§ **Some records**
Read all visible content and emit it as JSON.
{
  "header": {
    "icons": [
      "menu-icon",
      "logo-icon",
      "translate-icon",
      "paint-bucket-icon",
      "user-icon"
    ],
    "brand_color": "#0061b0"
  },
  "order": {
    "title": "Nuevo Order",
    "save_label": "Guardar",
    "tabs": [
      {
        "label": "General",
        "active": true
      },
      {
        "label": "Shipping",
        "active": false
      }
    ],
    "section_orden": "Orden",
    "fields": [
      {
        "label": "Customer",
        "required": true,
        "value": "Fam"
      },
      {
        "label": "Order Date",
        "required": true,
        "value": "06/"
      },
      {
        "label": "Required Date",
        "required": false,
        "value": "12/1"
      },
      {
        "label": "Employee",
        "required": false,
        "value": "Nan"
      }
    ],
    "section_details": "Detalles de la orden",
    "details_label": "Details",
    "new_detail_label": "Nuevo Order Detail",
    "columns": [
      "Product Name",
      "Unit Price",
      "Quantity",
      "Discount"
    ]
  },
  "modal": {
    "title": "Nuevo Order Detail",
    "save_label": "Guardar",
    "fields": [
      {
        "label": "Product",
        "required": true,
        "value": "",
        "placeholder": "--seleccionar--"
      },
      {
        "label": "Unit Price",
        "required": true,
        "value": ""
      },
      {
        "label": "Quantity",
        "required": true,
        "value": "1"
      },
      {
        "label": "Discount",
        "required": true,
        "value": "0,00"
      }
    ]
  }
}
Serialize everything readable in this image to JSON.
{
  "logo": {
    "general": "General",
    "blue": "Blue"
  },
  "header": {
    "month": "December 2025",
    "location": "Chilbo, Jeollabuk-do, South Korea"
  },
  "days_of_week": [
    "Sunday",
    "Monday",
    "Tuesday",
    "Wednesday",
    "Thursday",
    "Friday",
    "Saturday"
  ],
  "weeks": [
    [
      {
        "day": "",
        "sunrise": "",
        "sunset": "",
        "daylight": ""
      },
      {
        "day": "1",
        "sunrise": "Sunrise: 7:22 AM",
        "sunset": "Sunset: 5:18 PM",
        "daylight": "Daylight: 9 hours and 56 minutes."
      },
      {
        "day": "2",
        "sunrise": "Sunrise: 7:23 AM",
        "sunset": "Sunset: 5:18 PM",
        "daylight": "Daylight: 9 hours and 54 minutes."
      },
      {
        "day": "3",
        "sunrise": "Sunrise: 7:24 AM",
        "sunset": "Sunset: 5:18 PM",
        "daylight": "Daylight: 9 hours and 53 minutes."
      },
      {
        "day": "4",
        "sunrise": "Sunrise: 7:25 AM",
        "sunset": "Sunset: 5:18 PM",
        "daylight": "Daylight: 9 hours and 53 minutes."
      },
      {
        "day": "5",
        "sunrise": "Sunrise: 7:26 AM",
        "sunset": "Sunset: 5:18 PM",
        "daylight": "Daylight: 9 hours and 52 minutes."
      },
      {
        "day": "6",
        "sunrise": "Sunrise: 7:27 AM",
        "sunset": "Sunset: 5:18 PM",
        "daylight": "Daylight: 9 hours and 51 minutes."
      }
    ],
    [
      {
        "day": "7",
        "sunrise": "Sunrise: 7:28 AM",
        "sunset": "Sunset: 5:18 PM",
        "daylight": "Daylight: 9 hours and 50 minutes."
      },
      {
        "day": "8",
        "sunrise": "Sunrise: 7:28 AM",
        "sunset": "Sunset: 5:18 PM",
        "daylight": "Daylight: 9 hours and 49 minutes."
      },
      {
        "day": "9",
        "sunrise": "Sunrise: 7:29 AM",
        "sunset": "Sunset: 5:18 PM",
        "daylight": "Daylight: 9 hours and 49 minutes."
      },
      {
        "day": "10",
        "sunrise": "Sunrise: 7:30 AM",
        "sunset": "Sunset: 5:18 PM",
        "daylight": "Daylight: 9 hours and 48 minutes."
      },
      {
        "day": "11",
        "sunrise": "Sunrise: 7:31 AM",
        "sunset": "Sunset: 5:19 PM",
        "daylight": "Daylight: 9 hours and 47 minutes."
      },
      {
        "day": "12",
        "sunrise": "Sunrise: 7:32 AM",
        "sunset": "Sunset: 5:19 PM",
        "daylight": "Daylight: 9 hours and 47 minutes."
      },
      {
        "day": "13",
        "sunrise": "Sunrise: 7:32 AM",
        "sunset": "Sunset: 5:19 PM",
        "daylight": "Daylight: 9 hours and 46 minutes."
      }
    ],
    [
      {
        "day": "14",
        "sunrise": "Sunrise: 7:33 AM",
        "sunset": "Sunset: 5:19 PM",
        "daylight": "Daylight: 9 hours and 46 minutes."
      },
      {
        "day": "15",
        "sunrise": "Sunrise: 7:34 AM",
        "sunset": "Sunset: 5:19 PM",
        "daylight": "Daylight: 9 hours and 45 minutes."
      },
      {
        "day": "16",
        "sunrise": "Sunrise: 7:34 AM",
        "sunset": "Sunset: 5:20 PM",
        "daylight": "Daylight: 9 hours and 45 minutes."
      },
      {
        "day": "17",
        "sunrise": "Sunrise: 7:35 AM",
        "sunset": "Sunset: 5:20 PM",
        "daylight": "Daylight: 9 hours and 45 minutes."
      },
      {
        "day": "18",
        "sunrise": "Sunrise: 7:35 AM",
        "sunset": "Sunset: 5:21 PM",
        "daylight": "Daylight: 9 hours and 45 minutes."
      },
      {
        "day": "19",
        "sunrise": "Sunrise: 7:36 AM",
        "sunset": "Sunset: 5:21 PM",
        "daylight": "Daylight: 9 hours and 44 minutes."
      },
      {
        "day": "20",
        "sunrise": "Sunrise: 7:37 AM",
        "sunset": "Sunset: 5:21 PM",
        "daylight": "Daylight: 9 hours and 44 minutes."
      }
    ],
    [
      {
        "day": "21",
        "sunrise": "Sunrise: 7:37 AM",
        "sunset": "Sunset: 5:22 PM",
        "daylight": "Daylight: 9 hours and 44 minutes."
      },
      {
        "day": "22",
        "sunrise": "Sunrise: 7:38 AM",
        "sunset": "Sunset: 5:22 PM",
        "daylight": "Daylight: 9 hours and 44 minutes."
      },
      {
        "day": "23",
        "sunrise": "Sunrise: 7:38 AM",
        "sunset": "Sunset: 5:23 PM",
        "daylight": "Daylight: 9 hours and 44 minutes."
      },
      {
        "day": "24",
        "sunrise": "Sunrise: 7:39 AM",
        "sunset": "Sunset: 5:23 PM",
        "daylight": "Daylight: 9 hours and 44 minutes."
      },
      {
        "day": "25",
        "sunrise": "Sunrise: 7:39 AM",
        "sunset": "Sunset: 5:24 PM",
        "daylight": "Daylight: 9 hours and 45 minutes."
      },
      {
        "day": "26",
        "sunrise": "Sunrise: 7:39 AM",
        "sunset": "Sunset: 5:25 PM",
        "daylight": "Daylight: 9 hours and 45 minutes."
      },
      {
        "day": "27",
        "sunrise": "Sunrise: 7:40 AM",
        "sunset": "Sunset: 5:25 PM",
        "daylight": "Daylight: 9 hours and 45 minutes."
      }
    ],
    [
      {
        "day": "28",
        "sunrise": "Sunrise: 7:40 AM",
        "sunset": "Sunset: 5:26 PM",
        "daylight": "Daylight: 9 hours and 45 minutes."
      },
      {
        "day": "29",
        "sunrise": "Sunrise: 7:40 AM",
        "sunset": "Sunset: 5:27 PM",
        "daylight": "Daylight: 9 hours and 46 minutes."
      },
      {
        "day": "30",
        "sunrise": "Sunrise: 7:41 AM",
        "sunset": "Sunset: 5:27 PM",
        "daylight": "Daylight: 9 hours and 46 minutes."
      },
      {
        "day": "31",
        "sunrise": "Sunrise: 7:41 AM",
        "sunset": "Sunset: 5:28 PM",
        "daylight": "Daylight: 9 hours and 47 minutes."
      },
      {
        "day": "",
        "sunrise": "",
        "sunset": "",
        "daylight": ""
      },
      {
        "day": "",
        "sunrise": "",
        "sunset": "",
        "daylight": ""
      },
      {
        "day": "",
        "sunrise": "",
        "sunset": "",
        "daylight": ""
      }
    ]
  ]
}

§ **Set problem**
Find every line in the records above that contains the word "Date", and copy each one.

§ **Finished exercise**
        "label": "Order Date",
        "label": "Required Date",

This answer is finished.